Below is a set of records; print all of them exactly as written.

(Data records)
>> begin
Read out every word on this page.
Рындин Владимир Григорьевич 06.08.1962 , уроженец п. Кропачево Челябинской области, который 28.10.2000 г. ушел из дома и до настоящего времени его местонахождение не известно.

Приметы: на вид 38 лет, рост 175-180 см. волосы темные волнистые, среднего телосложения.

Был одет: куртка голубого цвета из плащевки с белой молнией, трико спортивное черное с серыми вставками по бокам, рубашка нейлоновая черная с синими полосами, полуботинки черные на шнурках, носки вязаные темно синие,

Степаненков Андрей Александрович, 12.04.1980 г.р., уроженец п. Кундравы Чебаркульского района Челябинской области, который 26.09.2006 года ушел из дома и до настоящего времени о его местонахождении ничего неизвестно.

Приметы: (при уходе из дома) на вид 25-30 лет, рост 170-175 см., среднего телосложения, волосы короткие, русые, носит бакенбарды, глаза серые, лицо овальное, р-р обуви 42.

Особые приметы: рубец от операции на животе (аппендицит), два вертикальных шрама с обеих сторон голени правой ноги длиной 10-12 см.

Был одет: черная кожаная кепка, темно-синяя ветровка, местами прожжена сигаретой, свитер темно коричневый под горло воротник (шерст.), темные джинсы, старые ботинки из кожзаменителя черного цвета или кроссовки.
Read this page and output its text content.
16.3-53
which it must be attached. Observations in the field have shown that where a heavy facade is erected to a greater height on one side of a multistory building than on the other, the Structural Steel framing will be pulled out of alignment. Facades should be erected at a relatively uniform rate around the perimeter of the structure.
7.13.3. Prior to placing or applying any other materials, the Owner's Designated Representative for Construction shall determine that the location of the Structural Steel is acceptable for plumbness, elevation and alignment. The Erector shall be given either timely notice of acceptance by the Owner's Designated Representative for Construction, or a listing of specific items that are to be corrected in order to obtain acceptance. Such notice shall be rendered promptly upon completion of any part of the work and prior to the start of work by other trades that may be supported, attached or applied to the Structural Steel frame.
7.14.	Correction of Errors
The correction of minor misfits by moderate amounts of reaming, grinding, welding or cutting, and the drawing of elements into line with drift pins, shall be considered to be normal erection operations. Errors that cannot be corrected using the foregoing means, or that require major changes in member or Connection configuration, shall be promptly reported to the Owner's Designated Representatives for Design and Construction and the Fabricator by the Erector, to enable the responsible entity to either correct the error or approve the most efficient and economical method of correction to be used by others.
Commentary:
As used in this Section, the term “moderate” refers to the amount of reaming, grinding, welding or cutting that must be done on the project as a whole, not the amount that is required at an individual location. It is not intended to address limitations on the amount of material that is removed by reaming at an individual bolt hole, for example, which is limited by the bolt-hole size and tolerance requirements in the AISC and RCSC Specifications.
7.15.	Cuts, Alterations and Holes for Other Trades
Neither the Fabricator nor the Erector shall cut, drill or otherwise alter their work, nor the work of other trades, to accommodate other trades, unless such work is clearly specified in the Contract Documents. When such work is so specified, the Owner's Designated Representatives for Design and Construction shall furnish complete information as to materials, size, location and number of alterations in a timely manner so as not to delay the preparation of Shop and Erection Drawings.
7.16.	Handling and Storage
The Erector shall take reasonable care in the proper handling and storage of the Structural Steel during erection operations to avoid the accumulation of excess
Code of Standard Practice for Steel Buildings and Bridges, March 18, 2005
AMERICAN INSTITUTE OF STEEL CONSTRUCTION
>> end
EXERCISE SOLUTION:
Read out every word on this page.
Рындин Владимир Григорьевич 06.08.1962 , уроженец п. Кропачево Челябинской области, который 28.10.2000 г. ушел из дома и до настоящего времени его местонахождение не известно.

Приметы: на вид 38 лет, рост 175-180 см. волосы темные волнистые, среднего телосложения.

Был одет: куртка голубого цвета из плащевки с белой молнией, трико спортивное черное с серыми вставками по бокам, рубашка нейлоновая черная с синими полосами, полуботинки черные на шнурках, носки вязаные темно синие,

Степаненков Андрей Александрович, 12.04.1980 г.р., уроженец п. Кундравы Чебаркульского района Челябинской области, который 26.09.2006 года ушел из дома и до настоящего времени о его местонахождении ничего неизвестно.

Приметы: (при уходе из дома) на вид 25-30 лет, рост 170-175 см., среднего телосложения, волосы короткие, русые, носит бакенбарды, глаза серые, лицо овальное, р-р обуви 42.

Особые приметы: рубец от операции на животе (аппендицит), два вертикальных шрама с обеих сторон голени правой ноги длиной 10-12 см.

Был одет: черная кожаная кепка, темно-синяя ветровка, местами прожжена сигаретой, свитер темно коричневый под горло воротник (шерст.), темные джинсы, старые ботинки из кожзаменителя черного цвета или кроссовки.
Read this page and output its text content.
16.3-53
which it must be attached. Observations in the field have shown that where a heavy facade is erected to a greater height on one side of a multistory building than on the other, the Structural Steel framing will be pulled out of alignment. Facades should be erected at a relatively uniform rate around the perimeter of the structure.
7.13.3. Prior to placing or applying any other materials, the Owner's Designated Representative for Construction shall determine that the location of the Structural Steel is acceptable for plumbness, elevation and alignment. The Erector shall be given either timely notice of acceptance by the Owner's Designated Representative for Construction, or a listing of specific items that are to be corrected in order to obtain acceptance. Such notice shall be rendered promptly upon completion of any part of the work and prior to the start of work by other trades that may be supported, attached or applied to the Structural Steel frame.
7.14.	Correction of Errors
The correction of minor misfits by moderate amounts of reaming, grinding, welding or cutting, and the drawing of elements into line with drift pins, shall be considered to be normal erection operations. Errors that cannot be corrected using the foregoing means, or that require major changes in member or Connection configuration, shall be promptly reported to the Owner's Designated Representatives for Design and Construction and the Fabricator by the Erector, to enable the responsible entity to either correct the error or approve the most efficient and economical method of correction to be used by others.
Commentary:
As used in this Section, the term “moderate” refers to the amount of reaming, grinding, welding or cutting that must be done on the project as a whole, not the amount that is required at an individual location. It is not intended to address limitations on the amount of material that is removed by reaming at an individual bolt hole, for example, which is limited by the bolt-hole size and tolerance requirements in the AISC and RCSC Specifications.
7.15.	Cuts, Alterations and Holes for Other Trades
Neither the Fabricator nor the Erector shall cut, drill or otherwise alter their work, nor the work of other trades, to accommodate other trades, unless such work is clearly specified in the Contract Documents. When such work is so specified, the Owner's Designated Representatives for Design and Construction shall furnish complete information as to materials, size, location and number of alterations in a timely manner so as not to delay the preparation of Shop and Erection Drawings.
7.16.	Handling and Storage
The Erector shall take reasonable care in the proper handling and storage of the Structural Steel during erection operations to avoid the accumulation of excess
Code of Standard Practice for Steel Buildings and Bridges, March 18, 2005
AMERICAN INSTITUTE OF STEEL CONSTRUCTION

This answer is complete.